> TEXTO EXTRAÍDO:
==================================================

Estava em discussão a interpretação do art. 406 do Código Civil, que estabelece como juros de mora aqueles em vigor para pagamento de impostos federais. De um lado, o Código Tributário Nacional (CTN) fala em 1%; de outro, o Governo Federal corrige seus créditos tributários com a taxa SELIC.
O STJ já havia se pronunciado, em casos específicos, a favor da SELIC. No entanto, inúmeros juízes e Tribunais recorriam ao CTN para aplicar os juros de 1% ao mês.
A posição predominante entre as empresas que são credoras é de que a taxa de 1% funciona como um incentivo para a solução da disputa, uma vez que, com a aplicação de juros de 12% ao ano, a demora tende a ser financeiramente desfavorável ao devedor.
O Min. Relator Luis Felipe Salomão defendeu a inadequação da adoção da SELIC, por constituir um instrumento de política monetária para controlar a inflação, definido pelo BACEN. A corrente divergente foi aberta pelo Ministro Raul Araújo, ao fundamento de que a Emenda Constitucional 113/21 – que estabeleceu o novo regime de precatórios e previu a aplicação da SELIC – deveria ser considerada como uma orientação jurídica geral de matriz constitucional.
O julgamento, que mobilizou diversos setores da sociedade, teve clima quente e foi, ao fim, decidido pelo voto de desempate da Presidente Min. Maria Thereza de Assis, com o placar de 6 x 5. Na ocasião, o Relator suscitou questões de que ainda precisarão ser resolvidas em uma próxima sessão: (i) nulidade do julgamento pela ausência de dois Ministros; (ii) se será adotada a SELIC composta ou a soma dos acumulados mensais; e (iii) como proceder para aplicar apenas correção ou juros, já que a SELIC agrega ambos.

==================================================

> OBJETIVO A:
Transcreva sem alterações o trecho das entradas que começa na primeira linha e termina na linha que contém "440, 424, 460]", incluindo as duas pontas.

> ENTRADAS DO EXERCÍCIO:
==================================================

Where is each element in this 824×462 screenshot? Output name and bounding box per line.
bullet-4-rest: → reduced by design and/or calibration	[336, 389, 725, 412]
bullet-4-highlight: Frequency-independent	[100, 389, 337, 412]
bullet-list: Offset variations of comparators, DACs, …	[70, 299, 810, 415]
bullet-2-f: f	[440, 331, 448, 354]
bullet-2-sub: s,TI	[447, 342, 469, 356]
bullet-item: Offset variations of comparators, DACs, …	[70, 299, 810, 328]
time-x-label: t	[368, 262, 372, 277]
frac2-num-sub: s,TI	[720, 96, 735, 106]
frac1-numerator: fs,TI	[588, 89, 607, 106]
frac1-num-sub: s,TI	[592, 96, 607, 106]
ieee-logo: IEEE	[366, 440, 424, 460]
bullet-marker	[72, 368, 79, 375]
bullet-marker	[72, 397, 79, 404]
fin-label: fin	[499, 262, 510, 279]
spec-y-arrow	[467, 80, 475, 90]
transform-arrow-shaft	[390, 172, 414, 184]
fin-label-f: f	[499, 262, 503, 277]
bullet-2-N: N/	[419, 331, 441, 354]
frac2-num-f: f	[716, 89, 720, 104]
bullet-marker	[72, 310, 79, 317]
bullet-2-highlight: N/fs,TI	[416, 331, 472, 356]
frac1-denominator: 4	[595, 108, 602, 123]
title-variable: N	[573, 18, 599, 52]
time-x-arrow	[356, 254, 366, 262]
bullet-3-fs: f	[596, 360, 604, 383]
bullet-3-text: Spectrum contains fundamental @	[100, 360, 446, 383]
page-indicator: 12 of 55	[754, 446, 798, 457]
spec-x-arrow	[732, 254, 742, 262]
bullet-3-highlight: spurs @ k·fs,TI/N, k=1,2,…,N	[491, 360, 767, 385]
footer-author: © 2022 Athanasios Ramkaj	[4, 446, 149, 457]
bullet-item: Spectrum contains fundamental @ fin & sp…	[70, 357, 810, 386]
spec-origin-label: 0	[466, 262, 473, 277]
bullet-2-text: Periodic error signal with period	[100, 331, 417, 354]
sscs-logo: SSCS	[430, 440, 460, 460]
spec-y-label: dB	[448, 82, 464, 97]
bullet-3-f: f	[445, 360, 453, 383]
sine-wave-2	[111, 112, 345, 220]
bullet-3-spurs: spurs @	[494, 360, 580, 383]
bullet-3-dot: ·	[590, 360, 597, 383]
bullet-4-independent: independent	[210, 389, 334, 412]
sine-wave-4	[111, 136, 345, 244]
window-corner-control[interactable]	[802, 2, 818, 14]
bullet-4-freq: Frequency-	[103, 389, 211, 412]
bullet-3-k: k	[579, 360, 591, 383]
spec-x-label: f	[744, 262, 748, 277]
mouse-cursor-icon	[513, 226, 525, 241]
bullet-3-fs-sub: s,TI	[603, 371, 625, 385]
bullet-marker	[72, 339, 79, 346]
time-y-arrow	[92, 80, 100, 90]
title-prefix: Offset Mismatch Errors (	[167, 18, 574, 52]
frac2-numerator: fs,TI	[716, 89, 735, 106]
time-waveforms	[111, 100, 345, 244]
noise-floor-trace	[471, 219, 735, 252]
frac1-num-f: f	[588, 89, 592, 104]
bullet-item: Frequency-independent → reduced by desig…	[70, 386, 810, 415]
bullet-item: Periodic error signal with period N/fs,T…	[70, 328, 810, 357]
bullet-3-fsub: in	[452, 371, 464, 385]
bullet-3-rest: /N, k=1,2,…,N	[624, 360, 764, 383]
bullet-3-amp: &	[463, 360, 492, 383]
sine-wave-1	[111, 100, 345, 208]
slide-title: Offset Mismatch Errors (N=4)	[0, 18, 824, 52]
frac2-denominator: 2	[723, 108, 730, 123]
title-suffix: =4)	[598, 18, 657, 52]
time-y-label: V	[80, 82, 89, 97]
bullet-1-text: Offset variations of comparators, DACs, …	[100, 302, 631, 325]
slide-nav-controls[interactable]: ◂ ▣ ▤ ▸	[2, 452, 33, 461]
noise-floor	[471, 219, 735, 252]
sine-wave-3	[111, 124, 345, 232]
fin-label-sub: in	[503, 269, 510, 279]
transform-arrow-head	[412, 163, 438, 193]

==================================================

> OBJETIVO B:
Dê continuidade ao texto sobre o julgamento dos juros de mora no STJ a partir do ponto em que ele termina.

> RESULTADO FINAL A:
Where is each element in this 824×462 screenshot? Output name and bounding box per line.
bullet-4-rest: → reduced by design and/or calibration	[336, 389, 725, 412]
bullet-4-highlight: Frequency-independent	[100, 389, 337, 412]
bullet-list: Offset variations of comparators, DACs, …	[70, 299, 810, 415]
bullet-2-f: f	[440, 331, 448, 354]
bullet-2-sub: s,TI	[447, 342, 469, 356]
bullet-item: Offset variations of comparators, DACs, …	[70, 299, 810, 328]
time-x-label: t	[368, 262, 372, 277]
frac2-num-sub: s,TI	[720, 96, 735, 106]
frac1-numerator: fs,TI	[588, 89, 607, 106]
frac1-num-sub: s,TI	[592, 96, 607, 106]
ieee-logo: IEEE	[366, 440, 424, 460]

> RESULTADO FINAL B:
Embora essas questões tenham sido rejeitadas por parte dos Ministros, o Min. Mauro Campbell pediu vista para analisá-las, de modo que serão apreciadas em nova sessão, podendo influenciar na solução final ou, até mesmo, alterar o resultado, dada a cogitada nulidade do julgamento. Afinal, estamos acostumados com uma realidade bastante mutável no Brasil.
O tema, contudo, suscita também outras questões. Como ficam os casos em que, pelo mérito da controvérsia, os juros tinham finalidade não apenas moratória, mas compensatória, por exemplo em que os prejuízos financeiros sofridos pela parte não seriam compensados simplesmente pela SELIC? Nestes casos, seria possível a manutenção dos juros de 1%, para atender ao princípio da indenização plena?
Nos casos em andamento, quando a fixação de juros de 1% pelo primeiro grau não for objeto de recurso, por se tratar de matéria legal, haverá modificação de ofício, sem debate entre as partes? Ainda, ações recentemente encerradas poderiam ser objeto de ação rescisória por terem se baseado em critério de juros contrário à lei?
Nas disputas sujeitas à arbitragem, será também de grande interesse observar se os Tribunais Arbitrais seguirão sua própria interpretação, já que este julgamento não se enquadra nas hipóteses tipicamente vinculantes do Código de Processo Civil.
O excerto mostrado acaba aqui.